=== THE TASK ===
Could you repeat the records below exactly, leaving out any pictures?

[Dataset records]
______________________________

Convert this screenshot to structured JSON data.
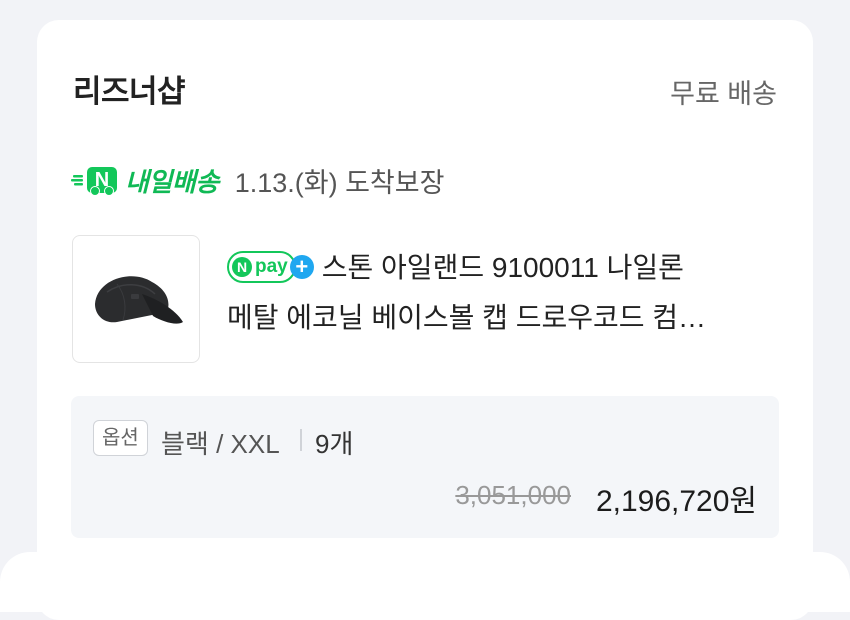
{
  "shop": {
    "name": "리즈너샵",
    "shipping_fee": "무료 배송"
  },
  "delivery": {
    "badge_letter": "N",
    "label": "내일배송",
    "text": "1.13.(화) 도착보장",
    "color": "#13c75a"
  },
  "product": {
    "npay_badge": {
      "circle": "N",
      "text": "pay",
      "plus": "+"
    },
    "title_line1": "스톤 아일랜드 9100011 나일론",
    "title_line2": "메탈 에코닐 베이스볼 캡 드로우코드 컴…",
    "thumbnail_icon": "black-baseball-cap"
  },
  "option": {
    "tag": "옵션",
    "value": "블랙 / XXL",
    "quantity": "9개",
    "original_price": "3,051,000",
    "final_price": "2,196,720원"
  }
}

______________________________

=== SOLUTION TO THIS PROBLEM ===
Convert this screenshot to structured JSON data.
{
  "shop": {
    "name": "리즈너샵",
    "shipping_fee": "무료 배송"
  },
  "delivery": {
    "badge_letter": "N",
    "label": "내일배송",
    "text": "1.13.(화) 도착보장",
    "color": "#13c75a"
  },
  "product": {
    "npay_badge": {
      "circle": "N",
      "text": "pay",
      "plus": "+"
    },
    "title_line1": "스톤 아일랜드 9100011 나일론",
    "title_line2": "메탈 에코닐 베이스볼 캡 드로우코드 컴…",
    "thumbnail_icon": "black-baseball-cap"
  },
  "option": {
    "tag": "옵션",
    "value": "블랙 / XXL",
    "quantity": "9개",
    "original_price": "3,051,000",
    "final_price": "2,196,720원"
  }
}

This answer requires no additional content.